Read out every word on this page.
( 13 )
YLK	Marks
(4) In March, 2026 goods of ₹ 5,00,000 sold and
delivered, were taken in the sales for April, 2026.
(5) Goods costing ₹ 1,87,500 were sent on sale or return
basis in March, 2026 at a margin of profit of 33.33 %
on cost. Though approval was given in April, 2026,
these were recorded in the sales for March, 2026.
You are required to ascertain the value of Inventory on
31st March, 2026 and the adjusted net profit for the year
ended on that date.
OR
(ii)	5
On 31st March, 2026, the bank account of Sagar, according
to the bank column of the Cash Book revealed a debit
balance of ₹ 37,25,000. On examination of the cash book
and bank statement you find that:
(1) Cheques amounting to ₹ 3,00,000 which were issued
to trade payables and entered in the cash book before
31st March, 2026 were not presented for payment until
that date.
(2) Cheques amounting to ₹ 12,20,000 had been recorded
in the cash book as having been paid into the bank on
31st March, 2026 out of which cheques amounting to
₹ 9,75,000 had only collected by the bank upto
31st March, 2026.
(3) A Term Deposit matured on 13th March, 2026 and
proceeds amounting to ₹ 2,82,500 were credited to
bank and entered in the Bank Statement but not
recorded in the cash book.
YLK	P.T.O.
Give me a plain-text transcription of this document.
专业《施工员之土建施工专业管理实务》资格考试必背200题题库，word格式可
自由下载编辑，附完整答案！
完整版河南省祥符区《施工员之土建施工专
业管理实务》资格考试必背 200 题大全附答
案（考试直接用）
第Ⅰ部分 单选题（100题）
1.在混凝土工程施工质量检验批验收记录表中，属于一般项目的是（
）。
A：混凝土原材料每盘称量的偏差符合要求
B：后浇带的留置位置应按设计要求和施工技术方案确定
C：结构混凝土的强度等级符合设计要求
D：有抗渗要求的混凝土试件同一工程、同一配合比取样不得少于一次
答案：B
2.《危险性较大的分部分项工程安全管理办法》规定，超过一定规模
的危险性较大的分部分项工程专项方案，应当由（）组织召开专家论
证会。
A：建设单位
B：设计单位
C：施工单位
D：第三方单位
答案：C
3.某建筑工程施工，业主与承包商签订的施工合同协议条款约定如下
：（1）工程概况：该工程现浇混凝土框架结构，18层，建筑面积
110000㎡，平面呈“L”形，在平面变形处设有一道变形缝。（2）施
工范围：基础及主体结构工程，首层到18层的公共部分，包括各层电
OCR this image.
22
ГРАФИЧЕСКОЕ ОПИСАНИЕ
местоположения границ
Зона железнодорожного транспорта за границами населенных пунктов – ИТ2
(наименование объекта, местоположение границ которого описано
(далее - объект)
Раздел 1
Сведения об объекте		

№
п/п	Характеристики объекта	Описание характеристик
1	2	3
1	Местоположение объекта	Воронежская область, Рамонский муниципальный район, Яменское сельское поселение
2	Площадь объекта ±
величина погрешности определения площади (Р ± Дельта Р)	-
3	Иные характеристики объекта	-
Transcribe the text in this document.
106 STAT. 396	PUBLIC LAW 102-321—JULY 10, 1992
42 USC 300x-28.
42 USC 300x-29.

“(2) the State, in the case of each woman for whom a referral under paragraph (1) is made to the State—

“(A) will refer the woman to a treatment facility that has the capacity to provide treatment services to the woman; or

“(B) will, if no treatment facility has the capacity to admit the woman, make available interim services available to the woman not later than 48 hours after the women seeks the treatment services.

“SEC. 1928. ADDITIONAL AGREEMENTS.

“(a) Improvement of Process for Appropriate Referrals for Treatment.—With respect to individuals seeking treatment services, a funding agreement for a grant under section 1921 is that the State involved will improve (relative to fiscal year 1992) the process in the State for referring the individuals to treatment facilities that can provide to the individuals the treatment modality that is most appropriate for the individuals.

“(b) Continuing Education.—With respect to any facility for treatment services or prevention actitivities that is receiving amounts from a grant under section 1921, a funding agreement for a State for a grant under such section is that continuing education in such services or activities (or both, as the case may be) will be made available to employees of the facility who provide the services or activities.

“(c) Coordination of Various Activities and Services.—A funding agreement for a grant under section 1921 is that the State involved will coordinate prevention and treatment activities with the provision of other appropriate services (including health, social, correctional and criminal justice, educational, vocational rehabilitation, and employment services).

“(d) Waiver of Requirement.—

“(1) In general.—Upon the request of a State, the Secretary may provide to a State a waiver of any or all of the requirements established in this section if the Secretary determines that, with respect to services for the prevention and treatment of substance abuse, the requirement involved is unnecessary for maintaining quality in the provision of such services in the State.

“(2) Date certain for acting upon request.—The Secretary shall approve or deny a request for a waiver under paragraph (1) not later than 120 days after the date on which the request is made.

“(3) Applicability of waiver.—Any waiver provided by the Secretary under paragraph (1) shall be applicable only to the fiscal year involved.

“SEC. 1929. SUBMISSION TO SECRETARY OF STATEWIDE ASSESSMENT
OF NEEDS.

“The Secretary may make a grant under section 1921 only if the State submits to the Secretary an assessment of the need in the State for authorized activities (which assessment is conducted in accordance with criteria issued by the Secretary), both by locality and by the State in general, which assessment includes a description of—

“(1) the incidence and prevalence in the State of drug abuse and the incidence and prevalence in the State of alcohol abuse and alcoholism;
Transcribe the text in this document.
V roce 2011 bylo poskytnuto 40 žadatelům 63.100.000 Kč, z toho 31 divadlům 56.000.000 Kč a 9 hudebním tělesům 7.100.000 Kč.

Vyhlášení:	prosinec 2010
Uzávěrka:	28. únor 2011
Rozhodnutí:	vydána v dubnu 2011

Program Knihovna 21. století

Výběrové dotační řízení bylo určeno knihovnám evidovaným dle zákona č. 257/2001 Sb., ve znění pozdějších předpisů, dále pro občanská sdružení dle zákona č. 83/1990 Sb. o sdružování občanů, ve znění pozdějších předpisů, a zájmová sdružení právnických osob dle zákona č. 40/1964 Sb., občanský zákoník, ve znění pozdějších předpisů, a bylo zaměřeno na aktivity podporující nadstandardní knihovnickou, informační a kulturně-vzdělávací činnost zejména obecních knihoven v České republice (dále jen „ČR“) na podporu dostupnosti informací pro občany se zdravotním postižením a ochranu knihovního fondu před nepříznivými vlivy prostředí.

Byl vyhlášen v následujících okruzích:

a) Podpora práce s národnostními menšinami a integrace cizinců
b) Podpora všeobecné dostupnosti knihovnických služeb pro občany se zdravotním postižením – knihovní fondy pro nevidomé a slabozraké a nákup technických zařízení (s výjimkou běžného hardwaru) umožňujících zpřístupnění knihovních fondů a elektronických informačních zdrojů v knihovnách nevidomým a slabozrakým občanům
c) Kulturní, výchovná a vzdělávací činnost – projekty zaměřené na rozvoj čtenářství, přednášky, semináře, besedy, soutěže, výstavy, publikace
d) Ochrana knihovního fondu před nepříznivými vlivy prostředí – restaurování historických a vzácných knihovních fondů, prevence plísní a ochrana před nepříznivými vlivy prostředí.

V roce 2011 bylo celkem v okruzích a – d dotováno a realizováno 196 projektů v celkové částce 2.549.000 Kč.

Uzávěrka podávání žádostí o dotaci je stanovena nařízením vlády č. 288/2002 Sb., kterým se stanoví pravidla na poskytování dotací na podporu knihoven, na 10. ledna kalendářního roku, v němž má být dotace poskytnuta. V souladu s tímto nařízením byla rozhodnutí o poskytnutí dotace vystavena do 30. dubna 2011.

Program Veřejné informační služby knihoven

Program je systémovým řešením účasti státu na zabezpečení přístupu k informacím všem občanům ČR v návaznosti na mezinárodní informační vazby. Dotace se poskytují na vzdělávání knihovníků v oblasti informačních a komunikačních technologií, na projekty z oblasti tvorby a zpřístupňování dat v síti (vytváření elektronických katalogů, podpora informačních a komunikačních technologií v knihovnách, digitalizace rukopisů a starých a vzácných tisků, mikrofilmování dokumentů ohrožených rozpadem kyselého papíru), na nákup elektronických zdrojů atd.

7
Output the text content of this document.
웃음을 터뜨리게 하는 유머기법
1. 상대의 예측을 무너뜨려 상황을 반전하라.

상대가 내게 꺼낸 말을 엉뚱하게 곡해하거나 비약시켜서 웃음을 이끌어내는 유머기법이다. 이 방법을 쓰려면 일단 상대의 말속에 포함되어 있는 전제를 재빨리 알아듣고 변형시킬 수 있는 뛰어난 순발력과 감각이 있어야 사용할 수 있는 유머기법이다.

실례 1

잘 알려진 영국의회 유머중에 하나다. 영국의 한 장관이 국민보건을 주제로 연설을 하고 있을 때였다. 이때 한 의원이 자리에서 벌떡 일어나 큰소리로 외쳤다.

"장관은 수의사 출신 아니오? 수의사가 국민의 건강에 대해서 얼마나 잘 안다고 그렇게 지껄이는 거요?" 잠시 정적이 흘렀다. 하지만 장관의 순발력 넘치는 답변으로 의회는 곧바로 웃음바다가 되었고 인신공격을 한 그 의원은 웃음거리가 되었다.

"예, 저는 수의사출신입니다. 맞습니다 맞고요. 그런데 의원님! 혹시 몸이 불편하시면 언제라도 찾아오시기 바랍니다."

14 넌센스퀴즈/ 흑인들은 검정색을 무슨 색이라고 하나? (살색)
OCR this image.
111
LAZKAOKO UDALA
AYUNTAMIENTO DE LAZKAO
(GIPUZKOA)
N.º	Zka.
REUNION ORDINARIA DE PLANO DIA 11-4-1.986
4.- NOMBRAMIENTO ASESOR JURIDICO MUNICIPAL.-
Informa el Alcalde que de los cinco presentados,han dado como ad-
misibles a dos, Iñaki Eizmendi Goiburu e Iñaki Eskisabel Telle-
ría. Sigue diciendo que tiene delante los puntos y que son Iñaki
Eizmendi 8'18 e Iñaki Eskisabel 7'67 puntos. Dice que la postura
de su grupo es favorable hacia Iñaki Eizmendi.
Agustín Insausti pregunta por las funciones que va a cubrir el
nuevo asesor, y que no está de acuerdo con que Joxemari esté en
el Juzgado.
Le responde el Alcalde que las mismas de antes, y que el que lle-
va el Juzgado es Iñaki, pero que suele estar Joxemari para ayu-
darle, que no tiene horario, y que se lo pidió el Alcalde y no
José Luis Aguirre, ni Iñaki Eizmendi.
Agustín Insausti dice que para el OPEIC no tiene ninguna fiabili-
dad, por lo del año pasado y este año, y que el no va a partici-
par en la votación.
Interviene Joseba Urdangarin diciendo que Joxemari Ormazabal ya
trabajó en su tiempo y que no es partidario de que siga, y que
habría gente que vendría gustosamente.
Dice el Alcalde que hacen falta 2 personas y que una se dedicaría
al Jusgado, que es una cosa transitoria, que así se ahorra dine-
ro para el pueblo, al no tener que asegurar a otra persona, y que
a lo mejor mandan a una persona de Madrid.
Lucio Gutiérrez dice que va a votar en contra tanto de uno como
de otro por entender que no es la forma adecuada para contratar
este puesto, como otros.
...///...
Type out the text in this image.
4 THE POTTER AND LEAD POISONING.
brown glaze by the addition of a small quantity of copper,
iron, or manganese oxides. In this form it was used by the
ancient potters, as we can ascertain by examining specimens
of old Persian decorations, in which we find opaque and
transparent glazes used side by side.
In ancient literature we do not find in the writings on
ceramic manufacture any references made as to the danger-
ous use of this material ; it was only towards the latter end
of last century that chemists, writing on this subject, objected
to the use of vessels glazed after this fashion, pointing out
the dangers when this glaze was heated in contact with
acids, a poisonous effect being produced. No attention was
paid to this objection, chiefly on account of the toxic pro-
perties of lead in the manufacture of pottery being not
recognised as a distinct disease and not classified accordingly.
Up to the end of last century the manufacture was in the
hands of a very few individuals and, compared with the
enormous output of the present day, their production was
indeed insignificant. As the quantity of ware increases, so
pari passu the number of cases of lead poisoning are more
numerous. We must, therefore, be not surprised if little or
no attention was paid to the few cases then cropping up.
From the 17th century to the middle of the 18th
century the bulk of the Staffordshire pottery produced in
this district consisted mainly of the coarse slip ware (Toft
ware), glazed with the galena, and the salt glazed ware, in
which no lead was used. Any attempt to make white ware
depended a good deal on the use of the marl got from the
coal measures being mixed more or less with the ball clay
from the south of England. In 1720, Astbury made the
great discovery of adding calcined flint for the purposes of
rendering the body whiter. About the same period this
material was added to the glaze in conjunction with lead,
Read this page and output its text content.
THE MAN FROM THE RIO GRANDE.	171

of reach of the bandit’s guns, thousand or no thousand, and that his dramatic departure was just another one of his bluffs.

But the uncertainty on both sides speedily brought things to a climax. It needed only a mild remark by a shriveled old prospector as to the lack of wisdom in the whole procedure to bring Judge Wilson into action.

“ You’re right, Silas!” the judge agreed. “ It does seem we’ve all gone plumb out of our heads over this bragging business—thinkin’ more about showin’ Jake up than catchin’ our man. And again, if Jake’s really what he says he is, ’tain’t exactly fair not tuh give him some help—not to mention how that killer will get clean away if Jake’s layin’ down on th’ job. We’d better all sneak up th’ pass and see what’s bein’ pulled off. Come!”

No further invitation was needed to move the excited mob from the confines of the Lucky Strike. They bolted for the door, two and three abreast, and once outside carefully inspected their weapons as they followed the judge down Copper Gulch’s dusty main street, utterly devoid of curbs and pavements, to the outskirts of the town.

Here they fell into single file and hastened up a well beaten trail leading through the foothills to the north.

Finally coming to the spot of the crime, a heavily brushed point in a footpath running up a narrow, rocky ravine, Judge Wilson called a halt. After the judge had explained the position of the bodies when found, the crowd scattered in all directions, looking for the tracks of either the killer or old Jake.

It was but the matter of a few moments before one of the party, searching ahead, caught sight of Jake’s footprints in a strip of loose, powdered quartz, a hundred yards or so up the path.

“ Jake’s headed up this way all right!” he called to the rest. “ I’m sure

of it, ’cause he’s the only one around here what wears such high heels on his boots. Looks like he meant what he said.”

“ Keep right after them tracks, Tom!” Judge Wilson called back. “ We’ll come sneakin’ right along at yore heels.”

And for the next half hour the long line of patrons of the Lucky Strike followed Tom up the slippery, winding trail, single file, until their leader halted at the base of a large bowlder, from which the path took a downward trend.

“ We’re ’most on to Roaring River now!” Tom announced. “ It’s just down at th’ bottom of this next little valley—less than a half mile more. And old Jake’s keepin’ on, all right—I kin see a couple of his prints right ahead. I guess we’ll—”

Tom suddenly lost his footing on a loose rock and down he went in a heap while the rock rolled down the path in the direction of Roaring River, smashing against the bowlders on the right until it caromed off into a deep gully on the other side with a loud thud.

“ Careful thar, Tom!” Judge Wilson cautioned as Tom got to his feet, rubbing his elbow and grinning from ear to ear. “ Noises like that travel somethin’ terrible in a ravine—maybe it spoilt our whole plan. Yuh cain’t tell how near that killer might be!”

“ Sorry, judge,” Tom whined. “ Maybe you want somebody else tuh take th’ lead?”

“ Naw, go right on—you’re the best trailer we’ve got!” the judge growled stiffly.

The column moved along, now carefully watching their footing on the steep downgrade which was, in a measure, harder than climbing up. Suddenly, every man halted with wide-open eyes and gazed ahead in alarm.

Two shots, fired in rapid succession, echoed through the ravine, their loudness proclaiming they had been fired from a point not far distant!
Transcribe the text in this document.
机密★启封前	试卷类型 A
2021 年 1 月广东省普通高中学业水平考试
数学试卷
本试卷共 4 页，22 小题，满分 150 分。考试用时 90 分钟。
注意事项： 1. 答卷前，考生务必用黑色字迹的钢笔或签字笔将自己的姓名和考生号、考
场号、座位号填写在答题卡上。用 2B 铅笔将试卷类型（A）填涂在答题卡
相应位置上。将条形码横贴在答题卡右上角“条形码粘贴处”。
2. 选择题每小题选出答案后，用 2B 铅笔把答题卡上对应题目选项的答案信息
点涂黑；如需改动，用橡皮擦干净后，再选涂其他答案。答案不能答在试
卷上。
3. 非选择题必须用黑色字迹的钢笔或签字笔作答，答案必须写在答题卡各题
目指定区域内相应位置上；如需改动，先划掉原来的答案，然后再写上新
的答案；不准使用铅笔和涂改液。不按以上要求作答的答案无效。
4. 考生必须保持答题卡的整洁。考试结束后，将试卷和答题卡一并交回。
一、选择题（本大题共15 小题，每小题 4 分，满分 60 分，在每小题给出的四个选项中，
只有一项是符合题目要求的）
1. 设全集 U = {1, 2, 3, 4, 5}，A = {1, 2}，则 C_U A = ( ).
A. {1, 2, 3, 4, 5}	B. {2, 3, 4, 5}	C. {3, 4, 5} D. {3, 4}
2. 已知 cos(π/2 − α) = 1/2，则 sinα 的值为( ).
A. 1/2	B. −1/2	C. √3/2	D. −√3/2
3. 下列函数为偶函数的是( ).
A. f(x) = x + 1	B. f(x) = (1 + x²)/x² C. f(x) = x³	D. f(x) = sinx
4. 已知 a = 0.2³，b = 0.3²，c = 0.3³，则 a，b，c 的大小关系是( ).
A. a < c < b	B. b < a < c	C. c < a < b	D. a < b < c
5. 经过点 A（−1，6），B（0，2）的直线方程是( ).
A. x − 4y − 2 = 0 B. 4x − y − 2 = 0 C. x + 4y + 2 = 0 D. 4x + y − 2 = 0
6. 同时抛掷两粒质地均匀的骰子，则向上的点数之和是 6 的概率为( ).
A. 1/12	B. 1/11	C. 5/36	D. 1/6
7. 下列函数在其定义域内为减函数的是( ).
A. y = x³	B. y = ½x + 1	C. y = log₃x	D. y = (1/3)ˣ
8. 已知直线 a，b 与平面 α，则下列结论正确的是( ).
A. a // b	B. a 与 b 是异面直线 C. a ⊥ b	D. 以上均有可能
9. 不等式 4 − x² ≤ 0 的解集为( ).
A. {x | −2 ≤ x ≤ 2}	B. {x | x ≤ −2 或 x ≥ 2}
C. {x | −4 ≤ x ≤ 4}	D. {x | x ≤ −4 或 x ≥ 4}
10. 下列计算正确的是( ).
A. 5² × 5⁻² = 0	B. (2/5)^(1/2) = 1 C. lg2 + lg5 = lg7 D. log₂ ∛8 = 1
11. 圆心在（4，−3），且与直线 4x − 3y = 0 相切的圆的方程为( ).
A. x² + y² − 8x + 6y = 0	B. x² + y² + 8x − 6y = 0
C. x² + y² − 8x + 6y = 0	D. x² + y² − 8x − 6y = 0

· · · · · · ·

_STATED GOAL_
Go through the listing above and report how many of its lines contain the word "general", with only the number as output.

_OUTPUT_
2